-- Short problem --
List all lines of the data that include the string "copy".

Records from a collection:
▬▬▬

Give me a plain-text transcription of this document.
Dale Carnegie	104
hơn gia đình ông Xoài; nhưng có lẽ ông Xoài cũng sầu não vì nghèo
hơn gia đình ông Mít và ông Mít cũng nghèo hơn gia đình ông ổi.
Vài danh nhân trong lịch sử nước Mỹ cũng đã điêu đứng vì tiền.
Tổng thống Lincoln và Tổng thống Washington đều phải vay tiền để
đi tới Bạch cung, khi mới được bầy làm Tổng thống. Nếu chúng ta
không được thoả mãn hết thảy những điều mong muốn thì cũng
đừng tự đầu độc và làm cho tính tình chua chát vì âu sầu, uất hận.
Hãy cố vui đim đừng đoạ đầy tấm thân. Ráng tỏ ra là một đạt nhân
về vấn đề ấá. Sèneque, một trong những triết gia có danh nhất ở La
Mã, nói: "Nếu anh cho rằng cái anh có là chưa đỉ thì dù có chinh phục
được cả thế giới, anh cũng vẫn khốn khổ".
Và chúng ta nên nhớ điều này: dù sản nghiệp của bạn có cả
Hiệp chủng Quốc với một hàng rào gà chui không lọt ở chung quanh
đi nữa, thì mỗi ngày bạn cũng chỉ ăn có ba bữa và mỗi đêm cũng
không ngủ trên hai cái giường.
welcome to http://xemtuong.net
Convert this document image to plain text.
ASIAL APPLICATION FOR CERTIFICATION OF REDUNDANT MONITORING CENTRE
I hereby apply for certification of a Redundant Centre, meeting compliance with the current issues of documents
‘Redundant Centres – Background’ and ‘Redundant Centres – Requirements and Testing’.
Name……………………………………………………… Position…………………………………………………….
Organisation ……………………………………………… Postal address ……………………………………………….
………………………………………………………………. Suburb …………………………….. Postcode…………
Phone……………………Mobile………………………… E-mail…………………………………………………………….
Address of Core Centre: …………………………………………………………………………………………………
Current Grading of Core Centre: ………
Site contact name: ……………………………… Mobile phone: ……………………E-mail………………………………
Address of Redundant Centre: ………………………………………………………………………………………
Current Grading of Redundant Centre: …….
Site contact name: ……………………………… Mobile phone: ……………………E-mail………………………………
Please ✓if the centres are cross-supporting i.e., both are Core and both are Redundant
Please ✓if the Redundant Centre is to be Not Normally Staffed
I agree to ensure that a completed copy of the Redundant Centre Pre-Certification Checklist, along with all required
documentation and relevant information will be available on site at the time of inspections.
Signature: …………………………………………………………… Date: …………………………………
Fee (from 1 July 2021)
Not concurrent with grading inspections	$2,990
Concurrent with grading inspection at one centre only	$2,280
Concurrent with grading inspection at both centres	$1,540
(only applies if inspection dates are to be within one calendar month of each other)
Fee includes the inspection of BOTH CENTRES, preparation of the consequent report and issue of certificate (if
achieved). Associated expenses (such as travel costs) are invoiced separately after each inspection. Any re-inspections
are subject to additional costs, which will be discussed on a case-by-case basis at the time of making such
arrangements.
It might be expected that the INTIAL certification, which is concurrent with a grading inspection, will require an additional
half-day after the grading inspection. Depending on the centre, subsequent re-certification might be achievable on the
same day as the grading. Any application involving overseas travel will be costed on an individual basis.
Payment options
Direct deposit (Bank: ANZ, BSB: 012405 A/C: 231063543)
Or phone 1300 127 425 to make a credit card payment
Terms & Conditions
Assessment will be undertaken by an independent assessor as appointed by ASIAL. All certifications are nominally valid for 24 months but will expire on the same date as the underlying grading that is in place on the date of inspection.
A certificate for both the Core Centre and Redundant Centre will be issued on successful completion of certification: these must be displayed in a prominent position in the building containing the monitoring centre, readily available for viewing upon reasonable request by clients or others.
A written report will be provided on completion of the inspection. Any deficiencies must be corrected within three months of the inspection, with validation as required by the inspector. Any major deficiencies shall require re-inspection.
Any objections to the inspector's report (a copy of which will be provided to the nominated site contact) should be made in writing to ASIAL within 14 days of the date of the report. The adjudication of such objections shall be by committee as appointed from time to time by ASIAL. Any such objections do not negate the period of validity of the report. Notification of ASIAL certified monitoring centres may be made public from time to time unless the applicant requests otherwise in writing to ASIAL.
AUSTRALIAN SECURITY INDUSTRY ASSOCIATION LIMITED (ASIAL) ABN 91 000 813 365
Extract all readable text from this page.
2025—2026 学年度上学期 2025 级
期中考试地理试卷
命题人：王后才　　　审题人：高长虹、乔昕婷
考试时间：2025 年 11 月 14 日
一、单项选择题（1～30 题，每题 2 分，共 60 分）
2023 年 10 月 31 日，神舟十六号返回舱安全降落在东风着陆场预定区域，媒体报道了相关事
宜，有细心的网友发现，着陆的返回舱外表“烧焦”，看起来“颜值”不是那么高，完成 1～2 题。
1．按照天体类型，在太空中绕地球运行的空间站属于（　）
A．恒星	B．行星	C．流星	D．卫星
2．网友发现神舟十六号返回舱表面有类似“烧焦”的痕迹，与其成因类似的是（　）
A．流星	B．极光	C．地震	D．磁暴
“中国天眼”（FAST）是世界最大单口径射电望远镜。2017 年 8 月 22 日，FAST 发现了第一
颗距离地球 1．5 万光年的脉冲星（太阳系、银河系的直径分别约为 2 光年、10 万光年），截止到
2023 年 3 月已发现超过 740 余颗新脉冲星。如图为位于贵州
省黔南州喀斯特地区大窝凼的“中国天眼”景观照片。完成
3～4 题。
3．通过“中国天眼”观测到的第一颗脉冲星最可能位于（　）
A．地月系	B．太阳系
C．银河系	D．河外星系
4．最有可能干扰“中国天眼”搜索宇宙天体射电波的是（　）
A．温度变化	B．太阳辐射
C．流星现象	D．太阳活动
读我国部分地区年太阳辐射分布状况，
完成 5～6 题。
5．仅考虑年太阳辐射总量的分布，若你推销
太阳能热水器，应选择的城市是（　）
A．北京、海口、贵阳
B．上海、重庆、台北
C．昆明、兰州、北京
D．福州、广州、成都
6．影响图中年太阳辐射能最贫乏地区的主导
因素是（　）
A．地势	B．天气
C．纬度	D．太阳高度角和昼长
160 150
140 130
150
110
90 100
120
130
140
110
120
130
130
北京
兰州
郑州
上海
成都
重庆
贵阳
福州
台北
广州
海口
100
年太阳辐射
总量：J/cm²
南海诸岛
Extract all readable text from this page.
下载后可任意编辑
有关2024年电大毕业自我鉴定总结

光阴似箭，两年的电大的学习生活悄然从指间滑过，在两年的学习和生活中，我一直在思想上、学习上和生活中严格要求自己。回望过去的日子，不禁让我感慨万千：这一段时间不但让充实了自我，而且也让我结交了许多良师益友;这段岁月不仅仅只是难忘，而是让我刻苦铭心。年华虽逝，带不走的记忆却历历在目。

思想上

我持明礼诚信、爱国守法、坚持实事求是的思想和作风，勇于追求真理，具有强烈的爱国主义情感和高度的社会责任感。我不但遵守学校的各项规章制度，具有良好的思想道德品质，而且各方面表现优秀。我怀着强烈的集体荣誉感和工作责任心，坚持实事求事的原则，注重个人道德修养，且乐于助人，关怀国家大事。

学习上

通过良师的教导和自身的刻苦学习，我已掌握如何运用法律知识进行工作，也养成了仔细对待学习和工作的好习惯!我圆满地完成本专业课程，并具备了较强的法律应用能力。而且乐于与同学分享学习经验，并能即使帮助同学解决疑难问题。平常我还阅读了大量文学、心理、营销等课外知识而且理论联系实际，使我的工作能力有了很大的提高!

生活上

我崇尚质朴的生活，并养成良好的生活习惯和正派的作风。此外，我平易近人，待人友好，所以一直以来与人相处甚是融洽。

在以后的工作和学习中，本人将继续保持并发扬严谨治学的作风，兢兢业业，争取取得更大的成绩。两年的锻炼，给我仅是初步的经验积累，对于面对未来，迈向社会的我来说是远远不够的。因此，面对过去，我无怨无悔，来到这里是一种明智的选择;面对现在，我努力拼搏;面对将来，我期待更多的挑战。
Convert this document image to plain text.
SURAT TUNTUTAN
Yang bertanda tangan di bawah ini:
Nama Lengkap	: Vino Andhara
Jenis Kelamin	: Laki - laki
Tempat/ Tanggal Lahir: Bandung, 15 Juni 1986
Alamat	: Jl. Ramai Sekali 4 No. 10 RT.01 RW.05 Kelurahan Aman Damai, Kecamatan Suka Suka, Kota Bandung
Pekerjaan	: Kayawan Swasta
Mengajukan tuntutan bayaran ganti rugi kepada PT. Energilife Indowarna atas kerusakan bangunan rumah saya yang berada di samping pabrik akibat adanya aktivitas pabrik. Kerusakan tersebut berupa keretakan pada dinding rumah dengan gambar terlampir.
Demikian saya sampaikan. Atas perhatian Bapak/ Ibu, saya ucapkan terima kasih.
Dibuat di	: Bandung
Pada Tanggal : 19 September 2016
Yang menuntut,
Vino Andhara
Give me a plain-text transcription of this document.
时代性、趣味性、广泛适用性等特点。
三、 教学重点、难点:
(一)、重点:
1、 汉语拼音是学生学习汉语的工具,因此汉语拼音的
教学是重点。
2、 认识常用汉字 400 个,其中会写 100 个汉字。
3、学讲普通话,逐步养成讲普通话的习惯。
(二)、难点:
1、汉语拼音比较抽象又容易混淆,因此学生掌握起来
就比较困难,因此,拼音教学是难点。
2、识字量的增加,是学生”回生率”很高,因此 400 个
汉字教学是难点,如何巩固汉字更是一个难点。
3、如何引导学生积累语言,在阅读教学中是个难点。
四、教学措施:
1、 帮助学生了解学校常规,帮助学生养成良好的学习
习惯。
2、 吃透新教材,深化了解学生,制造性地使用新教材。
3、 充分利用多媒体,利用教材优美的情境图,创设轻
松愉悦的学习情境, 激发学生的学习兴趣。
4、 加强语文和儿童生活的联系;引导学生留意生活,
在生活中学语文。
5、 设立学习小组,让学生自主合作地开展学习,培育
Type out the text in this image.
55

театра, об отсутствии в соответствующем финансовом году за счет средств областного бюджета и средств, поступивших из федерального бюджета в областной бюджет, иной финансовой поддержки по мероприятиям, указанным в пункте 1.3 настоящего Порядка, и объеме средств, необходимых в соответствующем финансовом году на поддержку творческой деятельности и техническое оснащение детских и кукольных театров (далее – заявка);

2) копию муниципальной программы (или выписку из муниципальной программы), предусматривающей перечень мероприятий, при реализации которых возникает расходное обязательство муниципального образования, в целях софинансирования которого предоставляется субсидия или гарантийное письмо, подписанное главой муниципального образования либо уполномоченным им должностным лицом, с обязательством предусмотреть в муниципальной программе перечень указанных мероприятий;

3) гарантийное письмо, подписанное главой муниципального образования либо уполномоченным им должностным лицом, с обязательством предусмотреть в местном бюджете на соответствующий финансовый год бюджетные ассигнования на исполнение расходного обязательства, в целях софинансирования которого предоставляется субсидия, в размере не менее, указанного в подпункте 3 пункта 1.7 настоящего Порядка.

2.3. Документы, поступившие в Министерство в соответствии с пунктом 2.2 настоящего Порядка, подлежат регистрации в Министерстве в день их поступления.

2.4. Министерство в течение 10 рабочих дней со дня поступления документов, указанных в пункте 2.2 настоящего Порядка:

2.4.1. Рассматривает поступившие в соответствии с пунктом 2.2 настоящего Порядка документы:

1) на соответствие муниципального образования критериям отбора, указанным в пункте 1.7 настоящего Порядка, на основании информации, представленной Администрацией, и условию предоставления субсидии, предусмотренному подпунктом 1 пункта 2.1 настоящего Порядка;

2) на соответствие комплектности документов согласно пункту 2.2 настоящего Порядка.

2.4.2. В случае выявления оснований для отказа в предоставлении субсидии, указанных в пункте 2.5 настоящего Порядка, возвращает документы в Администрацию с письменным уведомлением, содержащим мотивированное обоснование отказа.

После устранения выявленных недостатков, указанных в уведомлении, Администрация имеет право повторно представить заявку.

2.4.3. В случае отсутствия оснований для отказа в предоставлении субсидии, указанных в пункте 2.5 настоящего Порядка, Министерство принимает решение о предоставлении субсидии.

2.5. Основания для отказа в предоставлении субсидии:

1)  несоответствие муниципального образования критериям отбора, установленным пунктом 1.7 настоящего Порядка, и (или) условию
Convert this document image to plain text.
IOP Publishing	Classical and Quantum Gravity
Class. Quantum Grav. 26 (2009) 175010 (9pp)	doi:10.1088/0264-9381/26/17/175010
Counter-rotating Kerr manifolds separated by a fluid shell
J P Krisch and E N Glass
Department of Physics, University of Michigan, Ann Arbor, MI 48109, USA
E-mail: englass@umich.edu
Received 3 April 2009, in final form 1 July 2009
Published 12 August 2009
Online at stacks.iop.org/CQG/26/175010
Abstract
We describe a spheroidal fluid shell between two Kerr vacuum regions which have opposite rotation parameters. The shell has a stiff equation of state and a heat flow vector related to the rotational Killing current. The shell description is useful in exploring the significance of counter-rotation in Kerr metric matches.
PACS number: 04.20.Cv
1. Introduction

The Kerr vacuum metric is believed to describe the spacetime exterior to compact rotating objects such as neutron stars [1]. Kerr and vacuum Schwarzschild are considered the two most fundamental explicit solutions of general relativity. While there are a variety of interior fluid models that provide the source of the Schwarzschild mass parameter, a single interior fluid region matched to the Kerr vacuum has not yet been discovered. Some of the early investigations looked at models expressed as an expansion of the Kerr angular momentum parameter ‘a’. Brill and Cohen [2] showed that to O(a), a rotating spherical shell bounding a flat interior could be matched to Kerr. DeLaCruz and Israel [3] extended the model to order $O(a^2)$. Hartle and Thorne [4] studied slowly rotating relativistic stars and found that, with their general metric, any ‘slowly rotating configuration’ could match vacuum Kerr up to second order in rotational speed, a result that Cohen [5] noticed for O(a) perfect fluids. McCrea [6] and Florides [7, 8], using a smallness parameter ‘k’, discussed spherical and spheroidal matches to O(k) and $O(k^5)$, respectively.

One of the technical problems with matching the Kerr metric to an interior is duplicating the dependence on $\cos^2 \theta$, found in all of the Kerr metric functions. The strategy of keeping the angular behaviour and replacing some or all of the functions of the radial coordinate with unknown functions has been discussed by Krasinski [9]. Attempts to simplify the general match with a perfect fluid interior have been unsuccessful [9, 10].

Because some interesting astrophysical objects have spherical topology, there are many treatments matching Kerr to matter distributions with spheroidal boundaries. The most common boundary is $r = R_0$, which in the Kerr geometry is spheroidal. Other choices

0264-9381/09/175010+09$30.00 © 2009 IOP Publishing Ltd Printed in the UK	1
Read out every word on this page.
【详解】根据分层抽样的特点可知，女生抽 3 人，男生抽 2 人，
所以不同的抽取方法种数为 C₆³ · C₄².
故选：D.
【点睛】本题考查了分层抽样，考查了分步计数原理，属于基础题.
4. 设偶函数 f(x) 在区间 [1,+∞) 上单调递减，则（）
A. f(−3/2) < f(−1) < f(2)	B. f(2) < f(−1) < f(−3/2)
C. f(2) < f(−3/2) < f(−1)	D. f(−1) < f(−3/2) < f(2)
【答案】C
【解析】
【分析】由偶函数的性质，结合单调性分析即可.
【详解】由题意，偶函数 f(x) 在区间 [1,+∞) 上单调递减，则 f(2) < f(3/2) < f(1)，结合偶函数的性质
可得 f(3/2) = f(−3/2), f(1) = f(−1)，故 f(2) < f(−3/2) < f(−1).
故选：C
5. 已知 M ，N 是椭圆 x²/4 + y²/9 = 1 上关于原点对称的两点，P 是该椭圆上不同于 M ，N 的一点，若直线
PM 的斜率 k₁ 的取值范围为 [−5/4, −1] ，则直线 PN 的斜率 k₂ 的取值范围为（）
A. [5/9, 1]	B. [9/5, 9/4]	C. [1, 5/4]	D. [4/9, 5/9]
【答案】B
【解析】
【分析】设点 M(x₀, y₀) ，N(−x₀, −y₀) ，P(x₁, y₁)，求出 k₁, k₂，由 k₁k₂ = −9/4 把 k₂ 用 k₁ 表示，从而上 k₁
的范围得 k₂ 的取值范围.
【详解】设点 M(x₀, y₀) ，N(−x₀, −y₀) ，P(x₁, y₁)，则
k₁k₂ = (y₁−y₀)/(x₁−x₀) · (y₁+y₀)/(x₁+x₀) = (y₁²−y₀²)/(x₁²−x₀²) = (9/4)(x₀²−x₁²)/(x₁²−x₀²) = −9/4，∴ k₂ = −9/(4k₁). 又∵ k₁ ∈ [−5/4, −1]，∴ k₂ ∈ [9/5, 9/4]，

▬▬▬

-- Correct result --
I agree to ensure that a completed copy of the Redundant Centre Pre-Certification Checklist, along with all required
Any objections to the inspector's report (a copy of which will be provided to the nominated site contact) should be made in writing to ASIAL within 14 days of the date of the report. The adjudication of such objections shall be by committee as appointed from time to time by ASIAL. Any such objections do not negate the period of validity of the report. Notification of ASIAL certified monitoring centres may be made public from time to time unless the applicant requests otherwise in writing to ASIAL.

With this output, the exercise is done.